[AIM]
Write out the whole listing again, exactly as given.

+++

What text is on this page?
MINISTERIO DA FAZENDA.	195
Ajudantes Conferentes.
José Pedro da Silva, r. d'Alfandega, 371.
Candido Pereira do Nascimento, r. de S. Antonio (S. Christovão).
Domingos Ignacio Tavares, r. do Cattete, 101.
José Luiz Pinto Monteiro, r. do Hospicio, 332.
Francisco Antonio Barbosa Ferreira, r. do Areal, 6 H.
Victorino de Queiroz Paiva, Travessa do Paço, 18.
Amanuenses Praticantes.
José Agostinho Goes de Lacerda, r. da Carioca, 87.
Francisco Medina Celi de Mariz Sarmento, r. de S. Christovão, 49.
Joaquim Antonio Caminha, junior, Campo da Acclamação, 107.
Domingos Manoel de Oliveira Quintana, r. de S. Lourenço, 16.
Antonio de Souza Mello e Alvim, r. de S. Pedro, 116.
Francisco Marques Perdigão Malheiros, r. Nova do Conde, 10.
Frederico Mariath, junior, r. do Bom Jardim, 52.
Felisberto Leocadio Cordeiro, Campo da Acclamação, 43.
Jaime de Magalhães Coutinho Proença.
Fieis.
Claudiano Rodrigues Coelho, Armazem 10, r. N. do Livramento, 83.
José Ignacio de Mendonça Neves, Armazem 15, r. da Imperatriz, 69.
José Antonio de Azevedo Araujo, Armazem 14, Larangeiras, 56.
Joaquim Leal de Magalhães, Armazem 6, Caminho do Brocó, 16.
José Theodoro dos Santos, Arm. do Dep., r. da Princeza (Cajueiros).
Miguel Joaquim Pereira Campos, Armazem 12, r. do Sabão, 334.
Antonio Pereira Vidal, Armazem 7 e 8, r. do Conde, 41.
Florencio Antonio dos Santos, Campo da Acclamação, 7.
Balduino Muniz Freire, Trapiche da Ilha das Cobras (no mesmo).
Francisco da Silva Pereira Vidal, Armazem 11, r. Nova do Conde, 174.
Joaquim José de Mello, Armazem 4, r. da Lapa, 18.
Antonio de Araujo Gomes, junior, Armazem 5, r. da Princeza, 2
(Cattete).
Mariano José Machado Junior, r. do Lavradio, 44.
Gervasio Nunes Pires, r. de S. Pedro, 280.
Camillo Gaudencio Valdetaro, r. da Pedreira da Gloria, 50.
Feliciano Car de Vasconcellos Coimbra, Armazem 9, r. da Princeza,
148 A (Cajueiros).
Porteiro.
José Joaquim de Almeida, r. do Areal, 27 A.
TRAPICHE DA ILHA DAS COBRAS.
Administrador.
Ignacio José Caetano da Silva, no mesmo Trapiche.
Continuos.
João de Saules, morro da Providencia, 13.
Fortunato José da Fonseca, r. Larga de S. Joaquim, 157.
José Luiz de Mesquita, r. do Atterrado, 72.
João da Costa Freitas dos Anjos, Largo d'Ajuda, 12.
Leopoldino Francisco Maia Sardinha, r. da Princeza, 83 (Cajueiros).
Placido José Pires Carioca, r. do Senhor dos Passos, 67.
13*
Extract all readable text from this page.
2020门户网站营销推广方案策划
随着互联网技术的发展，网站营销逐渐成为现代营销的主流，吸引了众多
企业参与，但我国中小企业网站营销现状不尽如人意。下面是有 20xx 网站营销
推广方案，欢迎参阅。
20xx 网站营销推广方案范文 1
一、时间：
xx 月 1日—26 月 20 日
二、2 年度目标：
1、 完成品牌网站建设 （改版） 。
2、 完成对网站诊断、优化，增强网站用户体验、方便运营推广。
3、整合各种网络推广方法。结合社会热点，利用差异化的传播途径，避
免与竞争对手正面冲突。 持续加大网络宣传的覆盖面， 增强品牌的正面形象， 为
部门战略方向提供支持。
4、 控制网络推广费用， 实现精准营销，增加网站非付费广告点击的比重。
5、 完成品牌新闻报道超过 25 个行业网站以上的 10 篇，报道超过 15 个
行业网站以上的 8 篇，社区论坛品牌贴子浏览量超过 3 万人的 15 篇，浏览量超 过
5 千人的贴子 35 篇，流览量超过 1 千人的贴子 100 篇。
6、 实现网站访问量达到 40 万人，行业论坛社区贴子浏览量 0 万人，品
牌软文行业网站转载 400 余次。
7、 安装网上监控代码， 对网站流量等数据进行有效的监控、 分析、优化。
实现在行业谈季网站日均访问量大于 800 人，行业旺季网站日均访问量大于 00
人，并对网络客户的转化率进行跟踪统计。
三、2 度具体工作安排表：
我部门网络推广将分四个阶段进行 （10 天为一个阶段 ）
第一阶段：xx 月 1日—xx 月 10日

+++

[THE REPLY]
What text is on this page?
MINISTERIO DA FAZENDA.	195
Ajudantes Conferentes.
José Pedro da Silva, r. d'Alfandega, 371.
Candido Pereira do Nascimento, r. de S. Antonio (S. Christovão).
Domingos Ignacio Tavares, r. do Cattete, 101.
José Luiz Pinto Monteiro, r. do Hospicio, 332.
Francisco Antonio Barbosa Ferreira, r. do Areal, 6 H.
Victorino de Queiroz Paiva, Travessa do Paço, 18.
Amanuenses Praticantes.
José Agostinho Goes de Lacerda, r. da Carioca, 87.
Francisco Medina Celi de Mariz Sarmento, r. de S. Christovão, 49.
Joaquim Antonio Caminha, junior, Campo da Acclamação, 107.
Domingos Manoel de Oliveira Quintana, r. de S. Lourenço, 16.
Antonio de Souza Mello e Alvim, r. de S. Pedro, 116.
Francisco Marques Perdigão Malheiros, r. Nova do Conde, 10.
Frederico Mariath, junior, r. do Bom Jardim, 52.
Felisberto Leocadio Cordeiro, Campo da Acclamação, 43.
Jaime de Magalhães Coutinho Proença.
Fieis.
Claudiano Rodrigues Coelho, Armazem 10, r. N. do Livramento, 83.
José Ignacio de Mendonça Neves, Armazem 15, r. da Imperatriz, 69.
José Antonio de Azevedo Araujo, Armazem 14, Larangeiras, 56.
Joaquim Leal de Magalhães, Armazem 6, Caminho do Brocó, 16.
José Theodoro dos Santos, Arm. do Dep., r. da Princeza (Cajueiros).
Miguel Joaquim Pereira Campos, Armazem 12, r. do Sabão, 334.
Antonio Pereira Vidal, Armazem 7 e 8, r. do Conde, 41.
Florencio Antonio dos Santos, Campo da Acclamação, 7.
Balduino Muniz Freire, Trapiche da Ilha das Cobras (no mesmo).
Francisco da Silva Pereira Vidal, Armazem 11, r. Nova do Conde, 174.
Joaquim José de Mello, Armazem 4, r. da Lapa, 18.
Antonio de Araujo Gomes, junior, Armazem 5, r. da Princeza, 2
(Cattete).
Mariano José Machado Junior, r. do Lavradio, 44.
Gervasio Nunes Pires, r. de S. Pedro, 280.
Camillo Gaudencio Valdetaro, r. da Pedreira da Gloria, 50.
Feliciano Car de Vasconcellos Coimbra, Armazem 9, r. da Princeza,
148 A (Cajueiros).
Porteiro.
José Joaquim de Almeida, r. do Areal, 27 A.
TRAPICHE DA ILHA DAS COBRAS.
Administrador.
Ignacio José Caetano da Silva, no mesmo Trapiche.
Continuos.
João de Saules, morro da Providencia, 13.
Fortunato José da Fonseca, r. Larga de S. Joaquim, 157.
José Luiz de Mesquita, r. do Atterrado, 72.
João da Costa Freitas dos Anjos, Largo d'Ajuda, 12.
Leopoldino Francisco Maia Sardinha, r. da Princeza, 83 (Cajueiros).
Placido José Pires Carioca, r. do Senhor dos Passos, 67.
13*
Extract all readable text from this page.
2020门户网站营销推广方案策划
随着互联网技术的发展，网站营销逐渐成为现代营销的主流，吸引了众多
企业参与，但我国中小企业网站营销现状不尽如人意。下面是有 20xx 网站营销
推广方案，欢迎参阅。
20xx 网站营销推广方案范文 1
一、时间：
xx 月 1日—26 月 20 日
二、2 年度目标：
1、 完成品牌网站建设 （改版） 。
2、 完成对网站诊断、优化，增强网站用户体验、方便运营推广。
3、整合各种网络推广方法。结合社会热点，利用差异化的传播途径，避
免与竞争对手正面冲突。 持续加大网络宣传的覆盖面， 增强品牌的正面形象， 为
部门战略方向提供支持。
4、 控制网络推广费用， 实现精准营销，增加网站非付费广告点击的比重。
5、 完成品牌新闻报道超过 25 个行业网站以上的 10 篇，报道超过 15 个
行业网站以上的 8 篇，社区论坛品牌贴子浏览量超过 3 万人的 15 篇，浏览量超 过
5 千人的贴子 35 篇，流览量超过 1 千人的贴子 100 篇。
6、 实现网站访问量达到 40 万人，行业论坛社区贴子浏览量 0 万人，品
牌软文行业网站转载 400 余次。
7、 安装网上监控代码， 对网站流量等数据进行有效的监控、 分析、优化。
实现在行业谈季网站日均访问量大于 800 人，行业旺季网站日均访问量大于 00
人，并对网络客户的转化率进行跟踪统计。
三、2 度具体工作安排表：
我部门网络推广将分四个阶段进行 （10 天为一个阶段 ）
第一阶段：xx 月 1日—xx 月 10日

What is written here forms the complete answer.